▸ TO DO:
Which lines in the material below contain the word "помещении"? Copy each of them.

--- begin STORED RECORDS ---

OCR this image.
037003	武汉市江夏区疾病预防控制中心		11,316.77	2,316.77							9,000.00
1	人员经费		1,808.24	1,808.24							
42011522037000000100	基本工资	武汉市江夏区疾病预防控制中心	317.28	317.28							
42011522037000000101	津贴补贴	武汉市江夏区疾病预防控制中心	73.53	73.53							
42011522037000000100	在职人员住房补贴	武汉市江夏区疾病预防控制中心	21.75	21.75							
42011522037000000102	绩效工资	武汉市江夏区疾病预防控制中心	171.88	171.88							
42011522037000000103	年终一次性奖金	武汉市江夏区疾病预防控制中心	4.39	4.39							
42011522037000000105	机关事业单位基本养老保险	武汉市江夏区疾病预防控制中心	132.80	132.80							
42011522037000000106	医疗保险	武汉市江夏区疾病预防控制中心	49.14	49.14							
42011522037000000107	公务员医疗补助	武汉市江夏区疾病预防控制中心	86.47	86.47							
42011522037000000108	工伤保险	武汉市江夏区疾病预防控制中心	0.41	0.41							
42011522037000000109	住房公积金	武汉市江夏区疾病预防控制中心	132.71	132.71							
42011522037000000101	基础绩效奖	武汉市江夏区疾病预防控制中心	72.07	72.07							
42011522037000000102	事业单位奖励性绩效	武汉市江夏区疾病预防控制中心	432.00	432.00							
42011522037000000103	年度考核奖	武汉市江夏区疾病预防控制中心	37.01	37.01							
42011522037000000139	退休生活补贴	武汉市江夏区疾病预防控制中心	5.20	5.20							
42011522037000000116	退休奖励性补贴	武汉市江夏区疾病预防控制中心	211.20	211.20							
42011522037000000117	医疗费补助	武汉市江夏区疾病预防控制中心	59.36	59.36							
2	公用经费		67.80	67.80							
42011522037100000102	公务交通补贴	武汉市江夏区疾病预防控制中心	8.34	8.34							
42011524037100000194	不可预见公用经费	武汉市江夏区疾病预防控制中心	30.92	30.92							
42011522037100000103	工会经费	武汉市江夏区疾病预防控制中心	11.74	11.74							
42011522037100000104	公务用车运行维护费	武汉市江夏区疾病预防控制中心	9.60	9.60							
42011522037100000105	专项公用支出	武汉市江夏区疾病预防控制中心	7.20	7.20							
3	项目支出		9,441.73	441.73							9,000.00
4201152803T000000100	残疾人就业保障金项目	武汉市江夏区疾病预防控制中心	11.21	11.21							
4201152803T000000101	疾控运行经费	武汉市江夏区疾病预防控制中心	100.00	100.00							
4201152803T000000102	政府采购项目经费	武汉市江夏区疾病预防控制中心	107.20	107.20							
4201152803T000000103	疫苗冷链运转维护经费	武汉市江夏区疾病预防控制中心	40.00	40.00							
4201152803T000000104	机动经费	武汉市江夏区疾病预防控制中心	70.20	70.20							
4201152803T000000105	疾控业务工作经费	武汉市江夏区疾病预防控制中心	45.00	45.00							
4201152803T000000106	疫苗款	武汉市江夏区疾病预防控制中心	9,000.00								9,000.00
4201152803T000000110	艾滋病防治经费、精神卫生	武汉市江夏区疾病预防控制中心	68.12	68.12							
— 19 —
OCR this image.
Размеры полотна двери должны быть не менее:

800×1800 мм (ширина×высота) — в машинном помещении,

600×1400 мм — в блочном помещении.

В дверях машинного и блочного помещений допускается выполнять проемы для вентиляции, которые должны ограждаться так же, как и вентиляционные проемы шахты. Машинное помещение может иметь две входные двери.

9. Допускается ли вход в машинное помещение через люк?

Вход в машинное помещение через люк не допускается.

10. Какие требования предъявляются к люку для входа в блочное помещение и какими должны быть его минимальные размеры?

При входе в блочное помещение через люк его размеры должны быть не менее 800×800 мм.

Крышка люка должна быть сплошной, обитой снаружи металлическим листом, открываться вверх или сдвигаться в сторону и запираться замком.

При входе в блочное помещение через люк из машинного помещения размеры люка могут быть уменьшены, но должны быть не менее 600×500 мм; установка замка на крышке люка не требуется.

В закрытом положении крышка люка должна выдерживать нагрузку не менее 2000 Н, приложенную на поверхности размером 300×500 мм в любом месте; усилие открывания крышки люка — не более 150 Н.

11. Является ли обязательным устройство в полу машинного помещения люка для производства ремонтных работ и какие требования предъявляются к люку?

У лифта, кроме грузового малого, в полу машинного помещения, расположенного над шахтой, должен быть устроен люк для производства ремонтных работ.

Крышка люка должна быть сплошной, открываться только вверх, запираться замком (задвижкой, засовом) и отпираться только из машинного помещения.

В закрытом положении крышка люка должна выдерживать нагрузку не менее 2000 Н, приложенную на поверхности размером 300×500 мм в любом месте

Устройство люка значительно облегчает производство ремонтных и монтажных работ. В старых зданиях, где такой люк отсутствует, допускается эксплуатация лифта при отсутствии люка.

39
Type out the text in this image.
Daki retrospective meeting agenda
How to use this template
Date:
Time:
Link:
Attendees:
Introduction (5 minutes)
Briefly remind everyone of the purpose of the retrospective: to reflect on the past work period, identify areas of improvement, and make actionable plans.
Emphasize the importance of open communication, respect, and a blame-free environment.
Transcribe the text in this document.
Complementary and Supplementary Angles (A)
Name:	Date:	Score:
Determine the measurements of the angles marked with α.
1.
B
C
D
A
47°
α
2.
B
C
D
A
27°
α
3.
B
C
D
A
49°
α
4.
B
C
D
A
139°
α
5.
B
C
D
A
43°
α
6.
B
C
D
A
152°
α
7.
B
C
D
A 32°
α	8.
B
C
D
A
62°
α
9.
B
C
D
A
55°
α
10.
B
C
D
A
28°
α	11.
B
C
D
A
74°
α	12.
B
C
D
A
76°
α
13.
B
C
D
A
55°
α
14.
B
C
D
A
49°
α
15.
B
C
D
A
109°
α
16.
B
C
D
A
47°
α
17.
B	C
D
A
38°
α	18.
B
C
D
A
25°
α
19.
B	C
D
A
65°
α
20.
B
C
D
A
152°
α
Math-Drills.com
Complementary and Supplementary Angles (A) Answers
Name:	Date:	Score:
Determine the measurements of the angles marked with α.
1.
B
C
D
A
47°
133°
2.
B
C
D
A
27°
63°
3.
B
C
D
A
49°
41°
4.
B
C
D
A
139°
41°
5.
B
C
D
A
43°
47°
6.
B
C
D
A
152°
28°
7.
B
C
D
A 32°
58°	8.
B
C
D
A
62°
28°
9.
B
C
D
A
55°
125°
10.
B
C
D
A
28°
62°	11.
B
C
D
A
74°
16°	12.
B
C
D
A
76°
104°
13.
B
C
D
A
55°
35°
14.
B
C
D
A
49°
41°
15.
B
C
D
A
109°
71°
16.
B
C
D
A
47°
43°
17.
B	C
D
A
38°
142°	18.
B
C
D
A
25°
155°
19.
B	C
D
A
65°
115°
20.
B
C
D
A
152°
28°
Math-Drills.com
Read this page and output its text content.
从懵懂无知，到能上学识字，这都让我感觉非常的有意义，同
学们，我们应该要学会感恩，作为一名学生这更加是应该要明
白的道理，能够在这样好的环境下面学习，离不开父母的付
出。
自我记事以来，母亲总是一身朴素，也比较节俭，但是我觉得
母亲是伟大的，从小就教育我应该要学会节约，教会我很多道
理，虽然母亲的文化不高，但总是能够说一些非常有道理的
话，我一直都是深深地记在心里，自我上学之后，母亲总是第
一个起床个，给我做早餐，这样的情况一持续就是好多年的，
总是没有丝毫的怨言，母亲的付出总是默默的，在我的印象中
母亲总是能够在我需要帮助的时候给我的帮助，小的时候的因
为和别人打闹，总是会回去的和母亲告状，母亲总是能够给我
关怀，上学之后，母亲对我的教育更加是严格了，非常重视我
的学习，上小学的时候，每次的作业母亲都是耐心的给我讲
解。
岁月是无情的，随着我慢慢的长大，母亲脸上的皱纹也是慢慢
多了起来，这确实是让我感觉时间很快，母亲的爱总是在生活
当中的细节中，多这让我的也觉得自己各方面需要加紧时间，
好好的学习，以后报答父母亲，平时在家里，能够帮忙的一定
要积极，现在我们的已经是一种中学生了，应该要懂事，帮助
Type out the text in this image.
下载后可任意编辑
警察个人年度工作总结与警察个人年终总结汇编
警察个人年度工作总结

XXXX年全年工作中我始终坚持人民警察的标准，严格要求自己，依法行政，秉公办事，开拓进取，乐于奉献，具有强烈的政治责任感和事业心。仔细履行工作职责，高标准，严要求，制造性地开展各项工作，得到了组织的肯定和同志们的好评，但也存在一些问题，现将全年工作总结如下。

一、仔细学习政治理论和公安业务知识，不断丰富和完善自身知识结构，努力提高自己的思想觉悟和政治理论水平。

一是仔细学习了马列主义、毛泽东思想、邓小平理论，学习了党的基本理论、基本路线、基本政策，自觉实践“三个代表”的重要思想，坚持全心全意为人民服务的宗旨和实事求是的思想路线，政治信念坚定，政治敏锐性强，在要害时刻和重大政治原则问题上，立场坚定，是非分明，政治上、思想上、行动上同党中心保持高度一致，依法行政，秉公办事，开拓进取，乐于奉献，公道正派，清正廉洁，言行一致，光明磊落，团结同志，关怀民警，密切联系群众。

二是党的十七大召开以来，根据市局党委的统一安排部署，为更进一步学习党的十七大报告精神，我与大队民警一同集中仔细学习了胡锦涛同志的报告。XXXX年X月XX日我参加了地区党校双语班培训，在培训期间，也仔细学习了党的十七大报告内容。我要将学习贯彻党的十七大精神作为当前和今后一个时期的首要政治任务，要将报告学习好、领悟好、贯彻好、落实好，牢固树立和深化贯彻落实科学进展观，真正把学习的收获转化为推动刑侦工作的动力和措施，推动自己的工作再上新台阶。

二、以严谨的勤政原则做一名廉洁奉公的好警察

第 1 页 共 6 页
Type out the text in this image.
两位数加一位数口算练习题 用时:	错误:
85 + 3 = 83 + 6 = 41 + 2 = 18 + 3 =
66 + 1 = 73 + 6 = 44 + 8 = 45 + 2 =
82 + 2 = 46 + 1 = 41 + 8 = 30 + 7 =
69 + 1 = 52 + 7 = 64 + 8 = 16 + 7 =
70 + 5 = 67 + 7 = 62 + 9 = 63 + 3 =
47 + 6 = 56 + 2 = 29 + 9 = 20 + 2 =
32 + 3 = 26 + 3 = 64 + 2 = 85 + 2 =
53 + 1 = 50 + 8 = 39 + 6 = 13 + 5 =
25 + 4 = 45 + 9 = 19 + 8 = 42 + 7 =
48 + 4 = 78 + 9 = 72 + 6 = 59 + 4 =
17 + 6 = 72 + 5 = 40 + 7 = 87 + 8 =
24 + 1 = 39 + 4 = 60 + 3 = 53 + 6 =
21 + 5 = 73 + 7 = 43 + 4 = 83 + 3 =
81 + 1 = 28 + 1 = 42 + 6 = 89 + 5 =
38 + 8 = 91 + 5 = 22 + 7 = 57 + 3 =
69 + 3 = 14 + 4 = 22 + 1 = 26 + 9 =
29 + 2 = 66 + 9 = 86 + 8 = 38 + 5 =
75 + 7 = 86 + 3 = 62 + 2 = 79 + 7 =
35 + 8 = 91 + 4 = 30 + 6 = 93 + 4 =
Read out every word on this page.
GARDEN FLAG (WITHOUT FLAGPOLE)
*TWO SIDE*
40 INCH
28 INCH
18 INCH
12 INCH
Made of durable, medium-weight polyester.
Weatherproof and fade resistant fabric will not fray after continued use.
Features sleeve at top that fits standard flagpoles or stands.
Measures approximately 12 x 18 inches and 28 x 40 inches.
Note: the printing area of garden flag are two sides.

--- end STORED RECORDS ---

▸ SOLUTION BELOW:
800×1800 мм (ширина×высота) — в машинном помещении,
600×1400 мм — в блочном помещении.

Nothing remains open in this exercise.